> **MATERIAL**
========================================================================
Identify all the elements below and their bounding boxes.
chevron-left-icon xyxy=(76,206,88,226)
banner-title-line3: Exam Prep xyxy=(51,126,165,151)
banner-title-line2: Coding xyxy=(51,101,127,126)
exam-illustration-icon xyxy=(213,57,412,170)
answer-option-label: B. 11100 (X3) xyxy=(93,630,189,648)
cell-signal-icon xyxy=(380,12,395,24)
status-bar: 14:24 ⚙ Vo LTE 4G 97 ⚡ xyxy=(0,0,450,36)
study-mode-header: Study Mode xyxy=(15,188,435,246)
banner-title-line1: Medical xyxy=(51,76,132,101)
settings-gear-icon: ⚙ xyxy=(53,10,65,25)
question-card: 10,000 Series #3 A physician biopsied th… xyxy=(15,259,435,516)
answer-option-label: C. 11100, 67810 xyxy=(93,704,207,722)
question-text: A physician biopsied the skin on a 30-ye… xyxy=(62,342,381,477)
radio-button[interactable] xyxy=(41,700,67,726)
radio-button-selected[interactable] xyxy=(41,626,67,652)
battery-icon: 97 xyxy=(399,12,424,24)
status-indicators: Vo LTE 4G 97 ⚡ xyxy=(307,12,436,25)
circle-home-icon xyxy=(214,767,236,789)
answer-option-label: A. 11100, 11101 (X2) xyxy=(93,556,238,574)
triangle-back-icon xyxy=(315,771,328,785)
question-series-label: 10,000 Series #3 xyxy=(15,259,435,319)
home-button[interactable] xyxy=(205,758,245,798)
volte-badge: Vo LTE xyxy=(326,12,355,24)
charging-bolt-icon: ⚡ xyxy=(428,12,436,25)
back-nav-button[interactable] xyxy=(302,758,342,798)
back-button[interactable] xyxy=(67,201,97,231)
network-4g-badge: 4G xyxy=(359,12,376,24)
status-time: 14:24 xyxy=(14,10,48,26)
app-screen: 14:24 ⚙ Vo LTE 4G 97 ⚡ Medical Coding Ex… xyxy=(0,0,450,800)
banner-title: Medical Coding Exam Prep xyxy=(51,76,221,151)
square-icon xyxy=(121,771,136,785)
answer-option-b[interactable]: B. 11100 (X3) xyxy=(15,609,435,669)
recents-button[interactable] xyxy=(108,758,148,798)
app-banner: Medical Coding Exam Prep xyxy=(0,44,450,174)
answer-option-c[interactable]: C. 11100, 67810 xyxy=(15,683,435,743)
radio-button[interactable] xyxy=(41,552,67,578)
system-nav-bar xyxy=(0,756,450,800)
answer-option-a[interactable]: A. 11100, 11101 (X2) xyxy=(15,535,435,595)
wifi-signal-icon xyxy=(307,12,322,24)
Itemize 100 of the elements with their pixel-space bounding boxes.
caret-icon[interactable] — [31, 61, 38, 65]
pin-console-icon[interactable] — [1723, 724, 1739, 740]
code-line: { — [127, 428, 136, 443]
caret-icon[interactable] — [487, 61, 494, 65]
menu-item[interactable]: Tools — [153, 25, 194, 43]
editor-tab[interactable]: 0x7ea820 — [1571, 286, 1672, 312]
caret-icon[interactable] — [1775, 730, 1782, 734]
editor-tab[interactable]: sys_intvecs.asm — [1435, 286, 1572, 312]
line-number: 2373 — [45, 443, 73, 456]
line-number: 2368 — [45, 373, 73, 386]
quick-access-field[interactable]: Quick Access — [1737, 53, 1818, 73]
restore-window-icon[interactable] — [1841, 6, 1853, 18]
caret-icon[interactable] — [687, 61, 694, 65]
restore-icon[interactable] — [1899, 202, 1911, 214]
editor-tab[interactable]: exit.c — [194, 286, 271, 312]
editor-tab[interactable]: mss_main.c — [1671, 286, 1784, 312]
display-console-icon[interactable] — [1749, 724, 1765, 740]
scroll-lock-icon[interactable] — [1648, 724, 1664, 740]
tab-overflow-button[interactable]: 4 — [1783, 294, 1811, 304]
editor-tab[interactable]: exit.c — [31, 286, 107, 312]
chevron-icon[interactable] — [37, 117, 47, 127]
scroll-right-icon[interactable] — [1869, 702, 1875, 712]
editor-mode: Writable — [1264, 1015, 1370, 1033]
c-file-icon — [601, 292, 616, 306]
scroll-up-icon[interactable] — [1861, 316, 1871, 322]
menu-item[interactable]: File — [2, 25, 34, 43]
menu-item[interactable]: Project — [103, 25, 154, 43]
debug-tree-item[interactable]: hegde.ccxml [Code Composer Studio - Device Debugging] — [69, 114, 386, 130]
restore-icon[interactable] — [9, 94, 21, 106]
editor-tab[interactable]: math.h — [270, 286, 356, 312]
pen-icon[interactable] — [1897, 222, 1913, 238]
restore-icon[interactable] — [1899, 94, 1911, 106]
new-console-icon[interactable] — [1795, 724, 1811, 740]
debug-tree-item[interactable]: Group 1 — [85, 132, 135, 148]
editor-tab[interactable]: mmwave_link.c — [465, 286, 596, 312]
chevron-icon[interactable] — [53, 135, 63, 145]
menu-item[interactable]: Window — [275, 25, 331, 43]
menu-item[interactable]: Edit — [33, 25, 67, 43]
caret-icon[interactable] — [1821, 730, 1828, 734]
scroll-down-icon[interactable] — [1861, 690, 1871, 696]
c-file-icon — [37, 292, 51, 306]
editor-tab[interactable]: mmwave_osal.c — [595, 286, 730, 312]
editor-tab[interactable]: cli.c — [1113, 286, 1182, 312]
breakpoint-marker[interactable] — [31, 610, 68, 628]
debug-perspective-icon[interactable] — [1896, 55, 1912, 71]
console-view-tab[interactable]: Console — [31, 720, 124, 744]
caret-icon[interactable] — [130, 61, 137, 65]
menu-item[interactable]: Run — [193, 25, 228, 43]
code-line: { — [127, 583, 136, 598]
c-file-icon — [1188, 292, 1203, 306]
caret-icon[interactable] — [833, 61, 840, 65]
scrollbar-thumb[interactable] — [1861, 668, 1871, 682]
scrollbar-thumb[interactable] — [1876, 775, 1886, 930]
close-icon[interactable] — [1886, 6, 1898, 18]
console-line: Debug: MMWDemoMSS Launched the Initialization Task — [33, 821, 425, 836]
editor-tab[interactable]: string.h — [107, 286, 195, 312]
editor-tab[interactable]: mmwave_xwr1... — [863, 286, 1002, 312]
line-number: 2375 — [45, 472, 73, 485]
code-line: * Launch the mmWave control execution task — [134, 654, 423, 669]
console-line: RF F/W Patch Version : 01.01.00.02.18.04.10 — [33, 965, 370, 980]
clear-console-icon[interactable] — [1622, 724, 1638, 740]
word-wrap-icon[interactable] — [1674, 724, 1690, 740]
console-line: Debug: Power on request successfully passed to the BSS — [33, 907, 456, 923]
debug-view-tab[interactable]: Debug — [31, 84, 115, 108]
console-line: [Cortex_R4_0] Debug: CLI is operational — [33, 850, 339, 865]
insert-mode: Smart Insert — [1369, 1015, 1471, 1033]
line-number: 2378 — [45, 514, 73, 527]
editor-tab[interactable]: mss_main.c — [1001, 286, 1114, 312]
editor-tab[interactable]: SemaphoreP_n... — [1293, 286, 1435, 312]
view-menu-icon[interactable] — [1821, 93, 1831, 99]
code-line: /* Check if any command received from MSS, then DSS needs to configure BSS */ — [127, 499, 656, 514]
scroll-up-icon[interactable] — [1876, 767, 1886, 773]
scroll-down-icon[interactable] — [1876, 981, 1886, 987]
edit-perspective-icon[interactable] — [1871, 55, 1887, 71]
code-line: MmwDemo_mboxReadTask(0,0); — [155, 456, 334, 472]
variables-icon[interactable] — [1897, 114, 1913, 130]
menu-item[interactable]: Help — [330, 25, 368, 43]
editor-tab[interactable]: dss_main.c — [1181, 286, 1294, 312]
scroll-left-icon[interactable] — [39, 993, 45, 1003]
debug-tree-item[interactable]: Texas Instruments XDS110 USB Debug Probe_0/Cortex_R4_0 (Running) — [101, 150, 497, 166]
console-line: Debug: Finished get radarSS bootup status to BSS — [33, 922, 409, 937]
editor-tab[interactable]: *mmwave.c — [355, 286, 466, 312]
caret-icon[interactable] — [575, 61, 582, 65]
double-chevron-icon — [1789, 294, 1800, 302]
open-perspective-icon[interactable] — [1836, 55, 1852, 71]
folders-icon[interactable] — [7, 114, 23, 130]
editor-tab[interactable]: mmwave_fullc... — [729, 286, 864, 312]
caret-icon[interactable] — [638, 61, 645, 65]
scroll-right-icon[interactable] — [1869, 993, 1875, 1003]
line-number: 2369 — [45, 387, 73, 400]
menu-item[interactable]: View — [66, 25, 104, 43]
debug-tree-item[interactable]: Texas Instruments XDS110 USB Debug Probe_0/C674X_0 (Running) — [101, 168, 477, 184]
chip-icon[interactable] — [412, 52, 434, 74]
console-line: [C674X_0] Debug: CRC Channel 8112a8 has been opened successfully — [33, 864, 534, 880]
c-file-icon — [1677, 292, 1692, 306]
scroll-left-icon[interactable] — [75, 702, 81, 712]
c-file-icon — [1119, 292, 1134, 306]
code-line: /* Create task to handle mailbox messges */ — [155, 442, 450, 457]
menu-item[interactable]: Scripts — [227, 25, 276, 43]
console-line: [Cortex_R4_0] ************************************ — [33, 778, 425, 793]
========================================================================
> **DIRECTIONS**
Quote the records verbatim, from the start through the line containing "charging-bolt-icon: ⚡ xyxy=(428,12,436,25)".

> **EXERCISE SOLUTION**
Identify all the elements below and their bounding boxes.
chevron-left-icon xyxy=(76,206,88,226)
banner-title-line3: Exam Prep xyxy=(51,126,165,151)
banner-title-line2: Coding xyxy=(51,101,127,126)
exam-illustration-icon xyxy=(213,57,412,170)
answer-option-label: B. 11100 (X3) xyxy=(93,630,189,648)
cell-signal-icon xyxy=(380,12,395,24)
status-bar: 14:24 ⚙ Vo LTE 4G 97 ⚡ xyxy=(0,0,450,36)
study-mode-header: Study Mode xyxy=(15,188,435,246)
banner-title-line1: Medical xyxy=(51,76,132,101)
settings-gear-icon: ⚙ xyxy=(53,10,65,25)
question-card: 10,000 Series #3 A physician biopsied th… xyxy=(15,259,435,516)
answer-option-label: C. 11100, 67810 xyxy=(93,704,207,722)
question-text: A physician biopsied the skin on a 30-ye… xyxy=(62,342,381,477)
radio-button[interactable] xyxy=(41,700,67,726)
radio-button-selected[interactable] xyxy=(41,626,67,652)
battery-icon: 97 xyxy=(399,12,424,24)
status-indicators: Vo LTE 4G 97 ⚡ xyxy=(307,12,436,25)
circle-home-icon xyxy=(214,767,236,789)
answer-option-label: A. 11100, 11101 (X2) xyxy=(93,556,238,574)
triangle-back-icon xyxy=(315,771,328,785)
question-series-label: 10,000 Series #3 xyxy=(15,259,435,319)
home-button[interactable] xyxy=(205,758,245,798)
volte-badge: Vo LTE xyxy=(326,12,355,24)
charging-bolt-icon: ⚡ xyxy=(428,12,436,25)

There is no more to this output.